*GIVEN ENTRIES*.
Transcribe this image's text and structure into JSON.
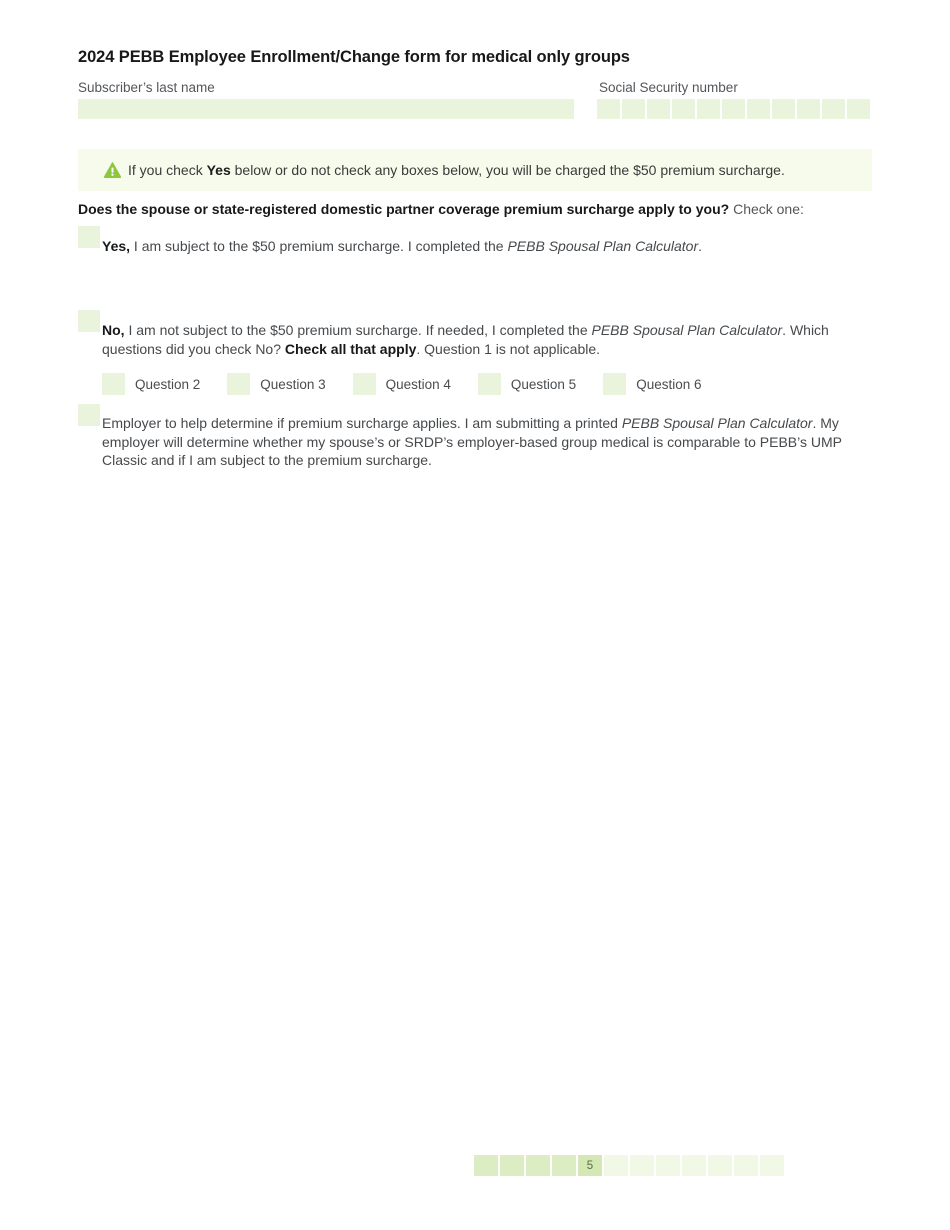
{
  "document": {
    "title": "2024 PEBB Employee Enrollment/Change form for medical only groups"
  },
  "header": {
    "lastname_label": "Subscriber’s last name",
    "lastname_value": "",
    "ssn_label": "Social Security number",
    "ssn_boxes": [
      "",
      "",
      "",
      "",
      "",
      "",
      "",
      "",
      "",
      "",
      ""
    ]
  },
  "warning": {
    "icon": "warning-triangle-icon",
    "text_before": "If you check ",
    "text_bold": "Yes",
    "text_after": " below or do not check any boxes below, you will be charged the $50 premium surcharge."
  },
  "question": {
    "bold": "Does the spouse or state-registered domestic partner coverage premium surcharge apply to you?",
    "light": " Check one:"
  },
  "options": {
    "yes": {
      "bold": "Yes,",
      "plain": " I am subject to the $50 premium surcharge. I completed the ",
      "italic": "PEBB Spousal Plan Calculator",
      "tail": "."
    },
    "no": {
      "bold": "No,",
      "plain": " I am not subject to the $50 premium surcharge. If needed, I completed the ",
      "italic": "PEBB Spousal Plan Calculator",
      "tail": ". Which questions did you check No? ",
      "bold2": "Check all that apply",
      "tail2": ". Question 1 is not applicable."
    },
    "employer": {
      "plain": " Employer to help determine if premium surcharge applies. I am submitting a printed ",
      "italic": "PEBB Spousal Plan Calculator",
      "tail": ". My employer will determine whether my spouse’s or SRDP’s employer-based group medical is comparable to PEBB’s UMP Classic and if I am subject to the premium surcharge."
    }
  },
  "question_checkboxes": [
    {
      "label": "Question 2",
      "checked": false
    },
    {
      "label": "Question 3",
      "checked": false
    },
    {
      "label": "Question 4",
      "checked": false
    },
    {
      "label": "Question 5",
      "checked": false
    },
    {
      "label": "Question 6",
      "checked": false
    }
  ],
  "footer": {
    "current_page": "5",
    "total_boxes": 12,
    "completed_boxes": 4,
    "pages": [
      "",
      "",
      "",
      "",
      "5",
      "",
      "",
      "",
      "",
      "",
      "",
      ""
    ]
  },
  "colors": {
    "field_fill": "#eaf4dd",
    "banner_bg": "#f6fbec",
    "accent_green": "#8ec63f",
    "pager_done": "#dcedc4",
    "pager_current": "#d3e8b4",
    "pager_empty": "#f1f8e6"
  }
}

*EXERCISE AIM*. Apart from the pictures, the entries above are to be repeated in full and exactly.

*RIGHT ANSWER*.
Transcribe this image's text and structure into JSON.
{
  "document": {
    "title": "2024 PEBB Employee Enrollment/Change form for medical only groups"
  },
  "header": {
    "lastname_label": "Subscriber’s last name",
    "lastname_value": "",
    "ssn_label": "Social Security number",
    "ssn_boxes": [
      "",
      "",
      "",
      "",
      "",
      "",
      "",
      "",
      "",
      "",
      ""
    ]
  },
  "warning": {
    "icon": "warning-triangle-icon",
    "text_before": "If you check ",
    "text_bold": "Yes",
    "text_after": " below or do not check any boxes below, you will be charged the $50 premium surcharge."
  },
  "question": {
    "bold": "Does the spouse or state-registered domestic partner coverage premium surcharge apply to you?",
    "light": " Check one:"
  },
  "options": {
    "yes": {
      "bold": "Yes,",
      "plain": " I am subject to the $50 premium surcharge. I completed the ",
      "italic": "PEBB Spousal Plan Calculator",
      "tail": "."
    },
    "no": {
      "bold": "No,",
      "plain": " I am not subject to the $50 premium surcharge. If needed, I completed the ",
      "italic": "PEBB Spousal Plan Calculator",
      "tail": ". Which questions did you check No? ",
      "bold2": "Check all that apply",
      "tail2": ". Question 1 is not applicable."
    },
    "employer": {
      "plain": " Employer to help determine if premium surcharge applies. I am submitting a printed ",
      "italic": "PEBB Spousal Plan Calculator",
      "tail": ". My employer will determine whether my spouse’s or SRDP’s employer-based group medical is comparable to PEBB’s UMP Classic and if I am subject to the premium surcharge."
    }
  },
  "question_checkboxes": [
    {
      "label": "Question 2",
      "checked": false
    },
    {
      "label": "Question 3",
      "checked": false
    },
    {
      "label": "Question 4",
      "checked": false
    },
    {
      "label": "Question 5",
      "checked": false
    },
    {
      "label": "Question 6",
      "checked": false
    }
  ],
  "footer": {
    "current_page": "5",
    "total_boxes": 12,
    "completed_boxes": 4,
    "pages": [
      "",
      "",
      "",
      "",
      "5",
      "",
      "",
      "",
      "",
      "",
      "",
      ""
    ]
  },
  "colors": {
    "field_fill": "#eaf4dd",
    "banner_bg": "#f6fbec",
    "accent_green": "#8ec63f",
    "pager_done": "#dcedc4",
    "pager_current": "#d3e8b4",
    "pager_empty": "#f1f8e6"
  }
}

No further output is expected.